* **Exercise description**
Reproduce the entries from the line containing "UI element localization: list" through the line containing "Text: 148: 148 — [140, 70, 155, 79]", changing "Ellipse shape" to "Oval shape" and leaving everything else as it is.
* * * * *
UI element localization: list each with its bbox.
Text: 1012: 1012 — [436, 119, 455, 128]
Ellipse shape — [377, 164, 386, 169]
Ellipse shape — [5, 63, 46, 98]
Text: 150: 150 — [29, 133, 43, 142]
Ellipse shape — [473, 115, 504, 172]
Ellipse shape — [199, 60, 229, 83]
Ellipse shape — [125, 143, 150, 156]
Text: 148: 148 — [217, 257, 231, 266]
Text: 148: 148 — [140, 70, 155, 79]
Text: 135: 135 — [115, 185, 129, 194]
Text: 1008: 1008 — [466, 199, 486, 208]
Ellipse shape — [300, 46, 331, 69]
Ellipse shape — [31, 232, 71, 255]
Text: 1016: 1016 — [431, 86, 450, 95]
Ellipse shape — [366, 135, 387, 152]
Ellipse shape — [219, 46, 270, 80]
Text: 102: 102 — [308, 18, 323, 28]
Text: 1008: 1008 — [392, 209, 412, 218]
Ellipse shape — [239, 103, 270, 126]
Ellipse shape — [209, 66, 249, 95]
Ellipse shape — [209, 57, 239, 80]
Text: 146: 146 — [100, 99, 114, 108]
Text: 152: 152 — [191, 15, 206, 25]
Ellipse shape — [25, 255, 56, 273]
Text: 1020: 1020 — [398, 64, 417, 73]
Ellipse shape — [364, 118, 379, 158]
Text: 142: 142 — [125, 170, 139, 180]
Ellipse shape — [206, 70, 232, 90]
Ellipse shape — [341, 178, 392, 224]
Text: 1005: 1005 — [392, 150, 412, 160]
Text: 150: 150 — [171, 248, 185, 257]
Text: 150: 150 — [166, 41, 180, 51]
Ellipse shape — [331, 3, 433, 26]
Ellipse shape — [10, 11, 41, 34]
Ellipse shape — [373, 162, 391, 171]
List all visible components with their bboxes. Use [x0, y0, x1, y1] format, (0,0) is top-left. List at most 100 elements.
* * * * *
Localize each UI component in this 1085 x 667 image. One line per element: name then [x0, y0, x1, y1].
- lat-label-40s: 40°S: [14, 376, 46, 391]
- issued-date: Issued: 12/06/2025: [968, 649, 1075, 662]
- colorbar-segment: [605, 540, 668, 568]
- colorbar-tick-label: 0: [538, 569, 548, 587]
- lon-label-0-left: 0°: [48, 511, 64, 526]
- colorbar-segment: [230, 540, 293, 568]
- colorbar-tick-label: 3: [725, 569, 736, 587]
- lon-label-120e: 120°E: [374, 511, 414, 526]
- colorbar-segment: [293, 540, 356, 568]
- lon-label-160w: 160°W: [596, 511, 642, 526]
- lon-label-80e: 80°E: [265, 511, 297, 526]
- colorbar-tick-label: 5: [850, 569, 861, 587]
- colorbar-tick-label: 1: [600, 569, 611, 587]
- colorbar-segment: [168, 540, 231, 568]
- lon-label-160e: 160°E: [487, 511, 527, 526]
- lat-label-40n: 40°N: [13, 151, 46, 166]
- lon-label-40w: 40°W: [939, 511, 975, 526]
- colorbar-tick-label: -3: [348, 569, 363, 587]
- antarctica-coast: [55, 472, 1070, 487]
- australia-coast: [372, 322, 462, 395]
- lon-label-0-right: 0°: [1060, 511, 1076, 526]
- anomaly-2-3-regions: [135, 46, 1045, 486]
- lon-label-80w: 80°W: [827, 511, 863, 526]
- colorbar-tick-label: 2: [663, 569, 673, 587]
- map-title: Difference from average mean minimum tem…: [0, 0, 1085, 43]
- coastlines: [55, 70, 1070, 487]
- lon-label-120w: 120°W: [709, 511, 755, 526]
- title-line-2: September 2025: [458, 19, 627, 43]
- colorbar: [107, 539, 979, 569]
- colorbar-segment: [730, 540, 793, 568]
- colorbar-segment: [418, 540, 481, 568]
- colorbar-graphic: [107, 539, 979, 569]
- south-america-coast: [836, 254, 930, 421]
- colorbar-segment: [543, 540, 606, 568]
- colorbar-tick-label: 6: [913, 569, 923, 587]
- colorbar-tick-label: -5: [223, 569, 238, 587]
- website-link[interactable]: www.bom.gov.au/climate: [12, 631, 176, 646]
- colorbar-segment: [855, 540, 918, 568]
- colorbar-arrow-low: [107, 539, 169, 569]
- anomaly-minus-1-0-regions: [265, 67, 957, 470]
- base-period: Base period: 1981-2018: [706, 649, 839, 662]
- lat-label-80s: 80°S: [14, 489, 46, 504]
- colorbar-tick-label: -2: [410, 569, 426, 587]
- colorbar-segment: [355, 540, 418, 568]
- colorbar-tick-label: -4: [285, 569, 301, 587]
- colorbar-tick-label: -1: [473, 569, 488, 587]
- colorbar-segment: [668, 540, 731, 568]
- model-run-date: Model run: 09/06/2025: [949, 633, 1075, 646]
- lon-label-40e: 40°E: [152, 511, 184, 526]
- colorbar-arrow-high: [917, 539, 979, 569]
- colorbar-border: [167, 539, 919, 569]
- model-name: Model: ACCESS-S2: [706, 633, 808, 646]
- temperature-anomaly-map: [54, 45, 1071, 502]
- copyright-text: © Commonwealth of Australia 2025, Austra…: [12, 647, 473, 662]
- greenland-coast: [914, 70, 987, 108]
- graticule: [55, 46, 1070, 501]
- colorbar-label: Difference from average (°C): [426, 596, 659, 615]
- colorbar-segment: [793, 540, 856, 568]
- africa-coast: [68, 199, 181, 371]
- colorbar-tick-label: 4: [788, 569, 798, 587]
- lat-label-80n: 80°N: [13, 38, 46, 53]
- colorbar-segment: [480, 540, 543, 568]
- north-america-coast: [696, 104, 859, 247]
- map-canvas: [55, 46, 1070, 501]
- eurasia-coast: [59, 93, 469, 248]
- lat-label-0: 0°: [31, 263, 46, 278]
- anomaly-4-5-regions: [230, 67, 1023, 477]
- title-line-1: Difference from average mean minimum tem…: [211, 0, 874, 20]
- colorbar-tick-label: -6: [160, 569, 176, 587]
* * * * *
* **Written answer**
UI element localization: list each with its bbox.
Text: 1012: 1012 — [436, 119, 455, 128]
Oval shape — [377, 164, 386, 169]
Oval shape — [5, 63, 46, 98]
Text: 150: 150 — [29, 133, 43, 142]
Oval shape — [473, 115, 504, 172]
Oval shape — [199, 60, 229, 83]
Oval shape — [125, 143, 150, 156]
Text: 148: 148 — [217, 257, 231, 266]
Text: 148: 148 — [140, 70, 155, 79]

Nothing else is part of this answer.